• Written problem: Copy each line of the records that contains the word "frac".

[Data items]
--- Start ---

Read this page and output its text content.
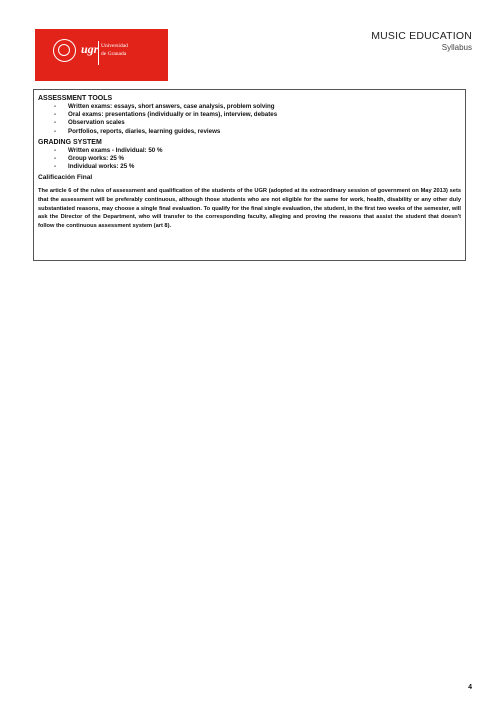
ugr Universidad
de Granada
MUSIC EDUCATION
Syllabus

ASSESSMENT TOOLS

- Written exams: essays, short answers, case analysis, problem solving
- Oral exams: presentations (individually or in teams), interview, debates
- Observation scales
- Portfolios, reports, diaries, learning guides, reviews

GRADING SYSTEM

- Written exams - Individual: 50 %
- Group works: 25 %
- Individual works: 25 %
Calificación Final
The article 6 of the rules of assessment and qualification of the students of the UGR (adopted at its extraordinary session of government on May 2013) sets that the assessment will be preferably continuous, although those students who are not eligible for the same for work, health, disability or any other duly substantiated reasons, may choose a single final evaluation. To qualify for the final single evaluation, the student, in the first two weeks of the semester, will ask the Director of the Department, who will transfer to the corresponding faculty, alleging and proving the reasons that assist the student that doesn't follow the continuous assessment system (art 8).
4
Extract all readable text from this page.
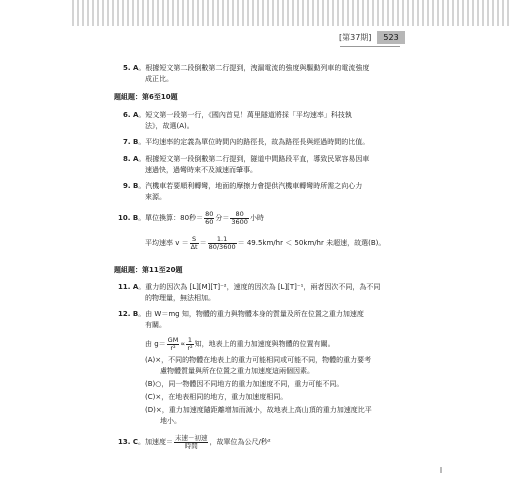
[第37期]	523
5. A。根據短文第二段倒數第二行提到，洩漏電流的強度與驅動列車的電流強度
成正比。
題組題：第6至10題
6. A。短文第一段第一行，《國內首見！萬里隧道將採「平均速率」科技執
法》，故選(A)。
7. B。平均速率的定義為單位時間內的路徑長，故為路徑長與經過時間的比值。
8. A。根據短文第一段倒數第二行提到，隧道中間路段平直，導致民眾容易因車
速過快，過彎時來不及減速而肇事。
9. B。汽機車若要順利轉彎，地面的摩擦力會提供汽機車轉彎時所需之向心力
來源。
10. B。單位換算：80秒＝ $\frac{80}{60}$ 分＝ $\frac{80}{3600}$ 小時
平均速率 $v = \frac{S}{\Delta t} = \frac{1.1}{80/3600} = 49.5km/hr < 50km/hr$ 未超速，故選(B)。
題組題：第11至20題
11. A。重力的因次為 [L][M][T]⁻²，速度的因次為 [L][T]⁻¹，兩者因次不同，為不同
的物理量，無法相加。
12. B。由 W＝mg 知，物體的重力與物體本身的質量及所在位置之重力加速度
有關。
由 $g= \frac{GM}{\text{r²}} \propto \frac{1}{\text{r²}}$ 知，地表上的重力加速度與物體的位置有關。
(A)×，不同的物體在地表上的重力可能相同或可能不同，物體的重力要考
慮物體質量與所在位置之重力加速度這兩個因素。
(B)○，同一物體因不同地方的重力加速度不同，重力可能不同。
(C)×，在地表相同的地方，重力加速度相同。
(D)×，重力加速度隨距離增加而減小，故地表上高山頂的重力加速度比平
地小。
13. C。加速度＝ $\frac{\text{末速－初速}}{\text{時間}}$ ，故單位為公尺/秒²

--- End ---
--- Start ---

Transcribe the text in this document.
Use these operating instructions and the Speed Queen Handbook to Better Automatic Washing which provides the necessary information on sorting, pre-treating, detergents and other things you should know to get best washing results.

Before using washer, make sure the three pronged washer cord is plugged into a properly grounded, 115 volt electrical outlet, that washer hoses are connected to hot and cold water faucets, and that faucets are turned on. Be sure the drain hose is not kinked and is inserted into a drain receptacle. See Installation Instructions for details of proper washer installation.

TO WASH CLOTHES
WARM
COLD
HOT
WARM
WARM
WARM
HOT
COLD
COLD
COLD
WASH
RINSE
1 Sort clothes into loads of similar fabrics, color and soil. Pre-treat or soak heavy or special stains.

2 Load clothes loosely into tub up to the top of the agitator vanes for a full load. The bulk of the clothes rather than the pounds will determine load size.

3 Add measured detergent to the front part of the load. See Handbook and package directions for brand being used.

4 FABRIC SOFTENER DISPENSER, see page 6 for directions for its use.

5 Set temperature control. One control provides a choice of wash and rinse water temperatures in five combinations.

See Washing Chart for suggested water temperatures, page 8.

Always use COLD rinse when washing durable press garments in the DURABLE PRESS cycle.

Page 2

--- End ---
--- Start ---

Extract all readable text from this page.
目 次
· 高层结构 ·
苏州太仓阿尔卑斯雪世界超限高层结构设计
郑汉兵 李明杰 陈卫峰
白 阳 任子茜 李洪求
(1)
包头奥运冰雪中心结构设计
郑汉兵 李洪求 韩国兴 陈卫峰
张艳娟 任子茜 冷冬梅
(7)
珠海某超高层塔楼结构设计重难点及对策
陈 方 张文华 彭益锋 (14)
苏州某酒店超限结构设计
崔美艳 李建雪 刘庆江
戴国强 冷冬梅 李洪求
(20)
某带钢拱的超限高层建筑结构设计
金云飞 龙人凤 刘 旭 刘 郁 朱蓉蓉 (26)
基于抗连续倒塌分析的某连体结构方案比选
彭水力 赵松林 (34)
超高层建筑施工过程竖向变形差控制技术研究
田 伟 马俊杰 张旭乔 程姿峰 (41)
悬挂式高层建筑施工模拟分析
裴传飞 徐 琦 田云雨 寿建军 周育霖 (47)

--- End ---

• Exercise solution:
10. B。單位換算：80秒＝ $\frac{80}{60}$ 分＝ $\frac{80}{3600}$ 小時
平均速率 $v = \frac{S}{\Delta t} = \frac{1.1}{80/3600} = 49.5km/hr < 50km/hr$ 未超速，故選(B)。
由 $g= \frac{GM}{\text{r²}} \propto \frac{1}{\text{r²}}$ 知，地表上的重力加速度與物體的位置有關。
13. C。加速度＝ $\frac{\text{末速－初速}}{\text{時間}}$ ，故單位為公尺/秒²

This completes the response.